=== What to work on ===
Write out the full listing again, exactly as it stands.

Records from a collection

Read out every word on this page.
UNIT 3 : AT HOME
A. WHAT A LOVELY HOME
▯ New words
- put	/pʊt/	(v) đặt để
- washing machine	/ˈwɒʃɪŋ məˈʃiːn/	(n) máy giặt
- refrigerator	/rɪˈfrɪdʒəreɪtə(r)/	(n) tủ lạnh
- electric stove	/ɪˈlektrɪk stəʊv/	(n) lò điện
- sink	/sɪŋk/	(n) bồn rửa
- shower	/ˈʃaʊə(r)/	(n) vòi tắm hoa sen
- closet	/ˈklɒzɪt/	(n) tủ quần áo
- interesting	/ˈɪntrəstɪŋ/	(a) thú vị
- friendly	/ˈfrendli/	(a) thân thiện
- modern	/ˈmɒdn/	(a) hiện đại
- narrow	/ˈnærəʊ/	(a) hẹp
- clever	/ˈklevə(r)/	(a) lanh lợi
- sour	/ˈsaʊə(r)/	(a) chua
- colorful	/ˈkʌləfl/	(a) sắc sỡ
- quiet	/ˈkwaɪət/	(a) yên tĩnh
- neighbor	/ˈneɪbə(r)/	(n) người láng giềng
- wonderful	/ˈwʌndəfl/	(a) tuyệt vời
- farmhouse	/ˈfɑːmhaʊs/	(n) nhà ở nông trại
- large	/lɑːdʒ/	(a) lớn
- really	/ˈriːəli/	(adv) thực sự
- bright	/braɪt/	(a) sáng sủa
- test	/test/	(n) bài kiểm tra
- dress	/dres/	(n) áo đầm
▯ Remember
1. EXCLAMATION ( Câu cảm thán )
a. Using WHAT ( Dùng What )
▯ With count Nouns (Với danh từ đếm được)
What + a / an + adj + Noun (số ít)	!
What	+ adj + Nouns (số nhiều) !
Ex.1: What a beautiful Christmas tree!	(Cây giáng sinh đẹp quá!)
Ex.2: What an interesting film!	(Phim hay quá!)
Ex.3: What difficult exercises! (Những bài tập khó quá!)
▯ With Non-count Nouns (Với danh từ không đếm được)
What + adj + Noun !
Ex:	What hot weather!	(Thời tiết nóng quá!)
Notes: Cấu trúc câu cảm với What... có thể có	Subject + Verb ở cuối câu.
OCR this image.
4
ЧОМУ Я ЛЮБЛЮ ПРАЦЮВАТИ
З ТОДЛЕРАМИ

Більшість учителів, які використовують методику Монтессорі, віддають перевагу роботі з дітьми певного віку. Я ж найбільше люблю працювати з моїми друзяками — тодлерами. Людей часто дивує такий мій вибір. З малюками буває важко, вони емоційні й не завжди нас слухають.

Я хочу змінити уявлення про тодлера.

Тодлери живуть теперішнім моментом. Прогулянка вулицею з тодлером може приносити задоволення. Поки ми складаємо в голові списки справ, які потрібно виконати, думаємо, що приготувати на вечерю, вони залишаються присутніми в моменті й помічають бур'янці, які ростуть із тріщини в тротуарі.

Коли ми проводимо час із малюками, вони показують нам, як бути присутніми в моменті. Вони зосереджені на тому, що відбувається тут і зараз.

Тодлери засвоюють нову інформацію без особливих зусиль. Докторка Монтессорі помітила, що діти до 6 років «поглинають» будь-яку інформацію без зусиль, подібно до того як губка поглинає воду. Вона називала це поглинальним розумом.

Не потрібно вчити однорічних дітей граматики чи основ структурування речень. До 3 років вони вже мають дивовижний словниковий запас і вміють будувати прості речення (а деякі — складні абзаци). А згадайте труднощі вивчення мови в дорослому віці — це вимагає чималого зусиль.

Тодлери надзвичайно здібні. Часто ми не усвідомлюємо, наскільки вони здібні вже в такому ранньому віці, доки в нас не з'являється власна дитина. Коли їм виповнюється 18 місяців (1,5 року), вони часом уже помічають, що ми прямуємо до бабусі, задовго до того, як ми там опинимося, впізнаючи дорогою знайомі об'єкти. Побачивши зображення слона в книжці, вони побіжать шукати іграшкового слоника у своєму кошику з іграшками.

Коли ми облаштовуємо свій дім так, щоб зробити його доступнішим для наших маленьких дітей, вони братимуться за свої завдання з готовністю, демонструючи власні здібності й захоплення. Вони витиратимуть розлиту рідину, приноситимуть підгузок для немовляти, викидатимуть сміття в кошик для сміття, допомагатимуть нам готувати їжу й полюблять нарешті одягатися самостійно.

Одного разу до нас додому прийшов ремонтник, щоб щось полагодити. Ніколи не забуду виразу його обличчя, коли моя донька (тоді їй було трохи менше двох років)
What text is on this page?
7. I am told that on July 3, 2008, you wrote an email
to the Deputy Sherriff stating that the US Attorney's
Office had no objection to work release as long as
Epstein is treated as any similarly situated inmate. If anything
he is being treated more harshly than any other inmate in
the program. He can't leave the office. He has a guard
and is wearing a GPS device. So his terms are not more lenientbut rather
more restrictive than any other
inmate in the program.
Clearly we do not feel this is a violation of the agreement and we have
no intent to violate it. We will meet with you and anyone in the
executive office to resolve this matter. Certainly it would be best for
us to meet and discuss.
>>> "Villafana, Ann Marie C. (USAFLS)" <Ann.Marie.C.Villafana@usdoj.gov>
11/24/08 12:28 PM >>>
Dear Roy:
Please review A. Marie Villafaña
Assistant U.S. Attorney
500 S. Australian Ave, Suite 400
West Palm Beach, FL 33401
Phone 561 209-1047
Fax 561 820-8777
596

=== Exercise response ===
Read out every word on this page.
UNIT 3 : AT HOME
A. WHAT A LOVELY HOME
▯ New words
- put	/pʊt/	(v) đặt để
- washing machine	/ˈwɒʃɪŋ məˈʃiːn/	(n) máy giặt
- refrigerator	/rɪˈfrɪdʒəreɪtə(r)/	(n) tủ lạnh
- electric stove	/ɪˈlektrɪk stəʊv/	(n) lò điện
- sink	/sɪŋk/	(n) bồn rửa
- shower	/ˈʃaʊə(r)/	(n) vòi tắm hoa sen
- closet	/ˈklɒzɪt/	(n) tủ quần áo
- interesting	/ˈɪntrəstɪŋ/	(a) thú vị
- friendly	/ˈfrendli/	(a) thân thiện
- modern	/ˈmɒdn/	(a) hiện đại
- narrow	/ˈnærəʊ/	(a) hẹp
- clever	/ˈklevə(r)/	(a) lanh lợi
- sour	/ˈsaʊə(r)/	(a) chua
- colorful	/ˈkʌləfl/	(a) sắc sỡ
- quiet	/ˈkwaɪət/	(a) yên tĩnh
- neighbor	/ˈneɪbə(r)/	(n) người láng giềng
- wonderful	/ˈwʌndəfl/	(a) tuyệt vời
- farmhouse	/ˈfɑːmhaʊs/	(n) nhà ở nông trại
- large	/lɑːdʒ/	(a) lớn
- really	/ˈriːəli/	(adv) thực sự
- bright	/braɪt/	(a) sáng sủa
- test	/test/	(n) bài kiểm tra
- dress	/dres/	(n) áo đầm
▯ Remember
1. EXCLAMATION ( Câu cảm thán )
a. Using WHAT ( Dùng What )
▯ With count Nouns (Với danh từ đếm được)
What + a / an + adj + Noun (số ít)	!
What	+ adj + Nouns (số nhiều) !
Ex.1: What a beautiful Christmas tree!	(Cây giáng sinh đẹp quá!)
Ex.2: What an interesting film!	(Phim hay quá!)
Ex.3: What difficult exercises! (Những bài tập khó quá!)
▯ With Non-count Nouns (Với danh từ không đếm được)
What + adj + Noun !
Ex:	What hot weather!	(Thời tiết nóng quá!)
Notes: Cấu trúc câu cảm với What... có thể có	Subject + Verb ở cuối câu.
OCR this image.
4
ЧОМУ Я ЛЮБЛЮ ПРАЦЮВАТИ
З ТОДЛЕРАМИ

Більшість учителів, які використовують методику Монтессорі, віддають перевагу роботі з дітьми певного віку. Я ж найбільше люблю працювати з моїми друзяками — тодлерами. Людей часто дивує такий мій вибір. З малюками буває важко, вони емоційні й не завжди нас слухають.

Я хочу змінити уявлення про тодлера.

Тодлери живуть теперішнім моментом. Прогулянка вулицею з тодлером може приносити задоволення. Поки ми складаємо в голові списки справ, які потрібно виконати, думаємо, що приготувати на вечерю, вони залишаються присутніми в моменті й помічають бур'янці, які ростуть із тріщини в тротуарі.

Коли ми проводимо час із малюками, вони показують нам, як бути присутніми в моменті. Вони зосереджені на тому, що відбувається тут і зараз.

Тодлери засвоюють нову інформацію без особливих зусиль. Докторка Монтессорі помітила, що діти до 6 років «поглинають» будь-яку інформацію без зусиль, подібно до того як губка поглинає воду. Вона називала це поглинальним розумом.

Не потрібно вчити однорічних дітей граматики чи основ структурування речень. До 3 років вони вже мають дивовижний словниковий запас і вміють будувати прості речення (а деякі — складні абзаци). А згадайте труднощі вивчення мови в дорослому віці — це вимагає чималого зусиль.

Тодлери надзвичайно здібні. Часто ми не усвідомлюємо, наскільки вони здібні вже в такому ранньому віці, доки в нас не з'являється власна дитина. Коли їм виповнюється 18 місяців (1,5 року), вони часом уже помічають, що ми прямуємо до бабусі, задовго до того, як ми там опинимося, впізнаючи дорогою знайомі об'єкти. Побачивши зображення слона в книжці, вони побіжать шукати іграшкового слоника у своєму кошику з іграшками.

Коли ми облаштовуємо свій дім так, щоб зробити його доступнішим для наших маленьких дітей, вони братимуться за свої завдання з готовністю, демонструючи власні здібності й захоплення. Вони витиратимуть розлиту рідину, приноситимуть підгузок для немовляти, викидатимуть сміття в кошик для сміття, допомагатимуть нам готувати їжу й полюблять нарешті одягатися самостійно.

Одного разу до нас додому прийшов ремонтник, щоб щось полагодити. Ніколи не забуду виразу його обличчя, коли моя донька (тоді їй було трохи менше двох років)
What text is on this page?
7. I am told that on July 3, 2008, you wrote an email
to the Deputy Sherriff stating that the US Attorney's
Office had no objection to work release as long as
Epstein is treated as any similarly situated inmate. If anything
he is being treated more harshly than any other inmate in
the program. He can't leave the office. He has a guard
and is wearing a GPS device. So his terms are not more lenientbut rather
more restrictive than any other
inmate in the program.
Clearly we do not feel this is a violation of the agreement and we have
no intent to violate it. We will meet with you and anyone in the
executive office to resolve this matter. Certainly it would be best for
us to meet and discuss.
>>> "Villafana, Ann Marie C. (USAFLS)" <Ann.Marie.C.Villafana@usdoj.gov>
11/24/08 12:28 PM >>>
Dear Roy:
Please review A. Marie Villafaña
Assistant U.S. Attorney
500 S. Australian Ave, Suite 400
West Palm Beach, FL 33401
Phone 561 209-1047
Fax 561 820-8777
596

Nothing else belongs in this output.